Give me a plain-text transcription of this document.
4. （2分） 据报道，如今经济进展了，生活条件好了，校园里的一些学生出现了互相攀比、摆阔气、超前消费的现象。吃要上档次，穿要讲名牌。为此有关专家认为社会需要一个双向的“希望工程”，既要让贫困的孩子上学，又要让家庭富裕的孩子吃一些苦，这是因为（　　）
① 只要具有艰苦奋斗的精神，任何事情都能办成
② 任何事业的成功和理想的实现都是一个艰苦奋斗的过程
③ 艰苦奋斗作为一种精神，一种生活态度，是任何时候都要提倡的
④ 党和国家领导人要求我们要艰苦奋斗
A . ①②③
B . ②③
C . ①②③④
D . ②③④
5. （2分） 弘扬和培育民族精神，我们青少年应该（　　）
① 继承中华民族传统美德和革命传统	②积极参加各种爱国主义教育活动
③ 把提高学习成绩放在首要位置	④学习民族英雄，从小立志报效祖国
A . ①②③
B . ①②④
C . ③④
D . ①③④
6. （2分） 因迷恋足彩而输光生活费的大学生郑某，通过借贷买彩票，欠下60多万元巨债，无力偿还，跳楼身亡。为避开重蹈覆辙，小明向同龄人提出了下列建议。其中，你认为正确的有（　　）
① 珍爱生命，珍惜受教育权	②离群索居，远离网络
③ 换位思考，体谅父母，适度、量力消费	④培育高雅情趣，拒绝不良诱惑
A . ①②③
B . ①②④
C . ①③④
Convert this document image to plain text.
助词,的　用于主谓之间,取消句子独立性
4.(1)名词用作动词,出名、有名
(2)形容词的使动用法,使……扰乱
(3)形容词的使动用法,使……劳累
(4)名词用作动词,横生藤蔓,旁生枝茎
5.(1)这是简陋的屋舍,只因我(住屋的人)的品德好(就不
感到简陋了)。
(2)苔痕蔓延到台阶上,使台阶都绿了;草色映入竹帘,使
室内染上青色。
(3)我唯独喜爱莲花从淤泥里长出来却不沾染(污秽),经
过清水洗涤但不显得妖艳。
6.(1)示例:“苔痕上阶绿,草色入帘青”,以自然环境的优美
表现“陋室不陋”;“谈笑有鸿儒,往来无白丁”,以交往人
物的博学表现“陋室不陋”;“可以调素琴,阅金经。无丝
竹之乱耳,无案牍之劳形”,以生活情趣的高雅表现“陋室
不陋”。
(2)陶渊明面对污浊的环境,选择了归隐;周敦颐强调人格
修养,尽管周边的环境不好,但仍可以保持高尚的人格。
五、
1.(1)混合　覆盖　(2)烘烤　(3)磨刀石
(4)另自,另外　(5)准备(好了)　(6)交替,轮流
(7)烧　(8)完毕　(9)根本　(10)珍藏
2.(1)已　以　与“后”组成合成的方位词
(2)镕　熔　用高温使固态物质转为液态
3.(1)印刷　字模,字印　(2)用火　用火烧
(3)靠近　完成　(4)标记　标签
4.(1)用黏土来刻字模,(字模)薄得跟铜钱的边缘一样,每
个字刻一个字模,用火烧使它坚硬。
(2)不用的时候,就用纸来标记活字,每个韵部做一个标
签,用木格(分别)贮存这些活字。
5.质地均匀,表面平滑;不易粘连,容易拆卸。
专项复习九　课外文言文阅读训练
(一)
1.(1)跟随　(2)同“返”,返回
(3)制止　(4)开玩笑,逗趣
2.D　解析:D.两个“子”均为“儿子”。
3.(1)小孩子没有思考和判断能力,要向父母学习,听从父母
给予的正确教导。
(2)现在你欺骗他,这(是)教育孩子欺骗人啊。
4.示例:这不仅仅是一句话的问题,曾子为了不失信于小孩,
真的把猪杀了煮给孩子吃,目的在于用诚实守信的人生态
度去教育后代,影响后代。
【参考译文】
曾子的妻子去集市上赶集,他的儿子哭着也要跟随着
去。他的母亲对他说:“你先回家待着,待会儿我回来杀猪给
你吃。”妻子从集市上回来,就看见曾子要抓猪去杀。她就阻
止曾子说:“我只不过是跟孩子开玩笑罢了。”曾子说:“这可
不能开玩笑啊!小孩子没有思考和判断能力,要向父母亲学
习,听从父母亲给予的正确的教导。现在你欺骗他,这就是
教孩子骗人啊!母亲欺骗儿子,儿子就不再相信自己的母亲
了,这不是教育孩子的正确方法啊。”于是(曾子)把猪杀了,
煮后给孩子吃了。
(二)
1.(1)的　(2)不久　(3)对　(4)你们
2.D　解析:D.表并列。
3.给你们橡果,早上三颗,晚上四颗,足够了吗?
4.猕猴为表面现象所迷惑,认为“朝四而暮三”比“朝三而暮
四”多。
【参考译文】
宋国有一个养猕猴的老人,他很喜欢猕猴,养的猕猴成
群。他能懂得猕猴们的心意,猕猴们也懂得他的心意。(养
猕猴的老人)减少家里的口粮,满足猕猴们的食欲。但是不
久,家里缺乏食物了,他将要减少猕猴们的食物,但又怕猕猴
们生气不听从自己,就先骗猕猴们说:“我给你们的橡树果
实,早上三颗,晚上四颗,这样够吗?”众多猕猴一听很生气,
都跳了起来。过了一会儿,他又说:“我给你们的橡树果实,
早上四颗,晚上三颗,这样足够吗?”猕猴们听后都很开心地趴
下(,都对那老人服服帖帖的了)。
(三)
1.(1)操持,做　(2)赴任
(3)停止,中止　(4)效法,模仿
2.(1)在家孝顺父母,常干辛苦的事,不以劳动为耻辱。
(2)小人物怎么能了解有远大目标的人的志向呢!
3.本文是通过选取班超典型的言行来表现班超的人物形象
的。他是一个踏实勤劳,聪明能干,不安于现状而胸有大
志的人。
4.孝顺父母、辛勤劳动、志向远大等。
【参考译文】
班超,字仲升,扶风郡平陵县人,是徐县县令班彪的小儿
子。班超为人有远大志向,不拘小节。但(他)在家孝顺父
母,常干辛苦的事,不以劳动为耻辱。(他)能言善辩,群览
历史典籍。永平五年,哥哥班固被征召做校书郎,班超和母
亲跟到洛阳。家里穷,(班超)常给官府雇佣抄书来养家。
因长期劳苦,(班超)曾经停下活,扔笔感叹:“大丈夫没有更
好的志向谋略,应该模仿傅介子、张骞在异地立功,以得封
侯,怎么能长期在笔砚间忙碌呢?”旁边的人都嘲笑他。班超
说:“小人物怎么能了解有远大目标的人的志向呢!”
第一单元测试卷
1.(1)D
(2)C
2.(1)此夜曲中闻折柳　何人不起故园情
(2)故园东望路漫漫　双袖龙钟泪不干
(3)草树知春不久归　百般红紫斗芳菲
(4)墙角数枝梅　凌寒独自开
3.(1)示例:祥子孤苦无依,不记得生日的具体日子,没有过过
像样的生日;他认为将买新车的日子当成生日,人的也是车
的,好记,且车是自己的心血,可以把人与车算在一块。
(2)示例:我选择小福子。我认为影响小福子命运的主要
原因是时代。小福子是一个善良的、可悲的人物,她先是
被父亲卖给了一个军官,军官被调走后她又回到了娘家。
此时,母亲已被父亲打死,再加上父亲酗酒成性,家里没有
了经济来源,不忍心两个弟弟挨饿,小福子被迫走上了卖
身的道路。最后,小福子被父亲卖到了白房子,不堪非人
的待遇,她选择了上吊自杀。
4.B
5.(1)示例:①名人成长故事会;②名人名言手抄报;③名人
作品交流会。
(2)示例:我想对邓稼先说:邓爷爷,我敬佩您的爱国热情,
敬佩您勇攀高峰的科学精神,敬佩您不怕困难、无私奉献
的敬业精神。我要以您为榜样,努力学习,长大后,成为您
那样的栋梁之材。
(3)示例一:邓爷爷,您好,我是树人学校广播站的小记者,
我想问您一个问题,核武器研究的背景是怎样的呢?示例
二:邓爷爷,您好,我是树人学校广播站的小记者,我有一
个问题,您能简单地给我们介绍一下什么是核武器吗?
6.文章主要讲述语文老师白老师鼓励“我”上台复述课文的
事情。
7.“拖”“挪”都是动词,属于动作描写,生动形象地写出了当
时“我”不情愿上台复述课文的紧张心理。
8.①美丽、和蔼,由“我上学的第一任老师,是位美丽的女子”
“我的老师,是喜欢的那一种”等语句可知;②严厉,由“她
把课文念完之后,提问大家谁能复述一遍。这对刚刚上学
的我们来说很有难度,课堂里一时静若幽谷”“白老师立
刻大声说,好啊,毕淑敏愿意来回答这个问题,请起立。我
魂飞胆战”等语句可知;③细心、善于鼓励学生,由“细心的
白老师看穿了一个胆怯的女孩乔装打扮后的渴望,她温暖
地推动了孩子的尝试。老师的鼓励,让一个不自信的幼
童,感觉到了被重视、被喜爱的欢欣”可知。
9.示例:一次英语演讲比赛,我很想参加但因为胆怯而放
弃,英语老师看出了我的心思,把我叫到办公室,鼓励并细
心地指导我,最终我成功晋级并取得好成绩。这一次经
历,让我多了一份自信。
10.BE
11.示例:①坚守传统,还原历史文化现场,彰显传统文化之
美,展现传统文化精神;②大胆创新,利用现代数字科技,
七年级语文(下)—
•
--------
Pick out and copy the lines of the entries that hold the string "现在你欺骗他".

** Reply **
(2)现在你欺骗他,这(是)教育孩子欺骗人啊。
习,听从父母亲给予的正确的教导。现在你欺骗他,这就是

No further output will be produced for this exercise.